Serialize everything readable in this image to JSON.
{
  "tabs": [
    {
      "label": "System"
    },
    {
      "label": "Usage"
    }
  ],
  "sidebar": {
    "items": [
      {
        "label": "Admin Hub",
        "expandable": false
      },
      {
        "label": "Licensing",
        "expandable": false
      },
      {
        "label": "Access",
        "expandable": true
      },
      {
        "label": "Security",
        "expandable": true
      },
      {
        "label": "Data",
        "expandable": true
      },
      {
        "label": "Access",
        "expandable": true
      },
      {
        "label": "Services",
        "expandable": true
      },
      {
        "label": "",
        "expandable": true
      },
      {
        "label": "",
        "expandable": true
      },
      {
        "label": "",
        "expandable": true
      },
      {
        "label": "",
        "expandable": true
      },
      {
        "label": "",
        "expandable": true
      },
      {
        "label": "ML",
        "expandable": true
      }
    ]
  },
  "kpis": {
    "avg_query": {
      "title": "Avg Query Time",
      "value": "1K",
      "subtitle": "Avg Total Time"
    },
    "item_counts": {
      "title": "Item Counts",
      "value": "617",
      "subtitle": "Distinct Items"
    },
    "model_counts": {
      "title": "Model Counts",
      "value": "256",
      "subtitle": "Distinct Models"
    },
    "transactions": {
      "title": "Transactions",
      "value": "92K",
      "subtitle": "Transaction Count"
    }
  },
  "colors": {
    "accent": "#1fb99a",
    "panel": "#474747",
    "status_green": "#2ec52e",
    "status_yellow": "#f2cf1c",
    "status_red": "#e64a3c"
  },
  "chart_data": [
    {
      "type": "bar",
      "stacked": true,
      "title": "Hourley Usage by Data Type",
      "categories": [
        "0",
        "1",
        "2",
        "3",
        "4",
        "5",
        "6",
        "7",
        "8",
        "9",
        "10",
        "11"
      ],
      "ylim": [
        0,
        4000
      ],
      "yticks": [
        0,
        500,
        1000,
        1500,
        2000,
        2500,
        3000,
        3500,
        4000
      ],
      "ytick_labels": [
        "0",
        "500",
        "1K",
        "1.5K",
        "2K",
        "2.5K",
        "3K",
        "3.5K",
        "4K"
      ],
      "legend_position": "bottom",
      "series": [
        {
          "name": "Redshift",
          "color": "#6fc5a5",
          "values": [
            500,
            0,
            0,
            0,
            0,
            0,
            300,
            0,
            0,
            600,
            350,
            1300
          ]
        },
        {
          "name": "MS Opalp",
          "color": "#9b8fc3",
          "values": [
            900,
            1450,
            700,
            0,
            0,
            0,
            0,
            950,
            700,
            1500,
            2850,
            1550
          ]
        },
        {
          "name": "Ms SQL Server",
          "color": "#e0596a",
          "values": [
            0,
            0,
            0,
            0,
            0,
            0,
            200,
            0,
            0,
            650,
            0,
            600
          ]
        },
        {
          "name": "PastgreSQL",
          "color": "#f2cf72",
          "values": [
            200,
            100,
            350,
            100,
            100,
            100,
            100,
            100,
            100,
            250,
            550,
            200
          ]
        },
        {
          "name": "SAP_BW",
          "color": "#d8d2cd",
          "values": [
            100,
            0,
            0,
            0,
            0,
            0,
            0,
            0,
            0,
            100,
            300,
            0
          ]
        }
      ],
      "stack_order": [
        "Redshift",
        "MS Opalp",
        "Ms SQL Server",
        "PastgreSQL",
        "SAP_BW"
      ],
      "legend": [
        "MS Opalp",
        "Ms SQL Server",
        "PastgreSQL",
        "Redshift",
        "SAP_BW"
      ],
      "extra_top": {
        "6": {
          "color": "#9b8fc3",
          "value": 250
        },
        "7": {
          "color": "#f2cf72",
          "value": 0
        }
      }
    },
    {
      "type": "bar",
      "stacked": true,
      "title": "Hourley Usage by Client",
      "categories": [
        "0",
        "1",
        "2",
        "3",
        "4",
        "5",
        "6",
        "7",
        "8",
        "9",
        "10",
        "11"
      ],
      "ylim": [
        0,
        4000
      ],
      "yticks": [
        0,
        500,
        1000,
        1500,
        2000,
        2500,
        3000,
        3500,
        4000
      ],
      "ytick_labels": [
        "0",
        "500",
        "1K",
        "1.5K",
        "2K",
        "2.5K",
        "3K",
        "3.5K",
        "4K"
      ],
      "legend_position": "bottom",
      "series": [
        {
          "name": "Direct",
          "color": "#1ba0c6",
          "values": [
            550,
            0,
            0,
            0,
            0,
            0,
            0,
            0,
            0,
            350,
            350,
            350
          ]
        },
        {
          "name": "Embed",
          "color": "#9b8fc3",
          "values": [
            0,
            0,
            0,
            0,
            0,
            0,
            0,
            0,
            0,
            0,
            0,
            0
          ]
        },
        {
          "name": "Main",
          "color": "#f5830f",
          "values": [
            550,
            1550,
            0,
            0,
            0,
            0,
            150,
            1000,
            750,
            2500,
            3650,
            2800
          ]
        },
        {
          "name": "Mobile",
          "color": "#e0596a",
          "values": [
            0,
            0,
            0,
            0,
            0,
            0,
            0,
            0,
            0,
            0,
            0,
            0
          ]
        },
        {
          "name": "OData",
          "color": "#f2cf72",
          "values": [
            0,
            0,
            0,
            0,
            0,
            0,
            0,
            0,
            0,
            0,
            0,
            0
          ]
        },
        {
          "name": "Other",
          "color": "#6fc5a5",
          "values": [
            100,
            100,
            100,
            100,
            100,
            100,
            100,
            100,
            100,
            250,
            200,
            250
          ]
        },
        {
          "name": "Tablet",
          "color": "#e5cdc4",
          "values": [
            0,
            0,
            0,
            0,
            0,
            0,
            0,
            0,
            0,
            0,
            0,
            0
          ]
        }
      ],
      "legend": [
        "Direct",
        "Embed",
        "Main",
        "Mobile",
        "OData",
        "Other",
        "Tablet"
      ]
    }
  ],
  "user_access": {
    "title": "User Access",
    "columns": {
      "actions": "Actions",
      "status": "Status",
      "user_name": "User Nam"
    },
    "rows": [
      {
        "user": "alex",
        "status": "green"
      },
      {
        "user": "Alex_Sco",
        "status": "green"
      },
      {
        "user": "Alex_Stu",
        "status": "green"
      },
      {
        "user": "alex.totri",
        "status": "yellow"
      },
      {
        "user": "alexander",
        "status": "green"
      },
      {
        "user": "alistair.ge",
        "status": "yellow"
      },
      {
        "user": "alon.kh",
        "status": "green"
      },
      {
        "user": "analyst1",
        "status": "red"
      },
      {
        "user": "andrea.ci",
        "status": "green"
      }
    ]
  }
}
-=-=-
SHORT PROBLEM - Check each line in the records for the word "Distinct" and say how many have it, with nothing else.

EXERCISE SOLUTION - 2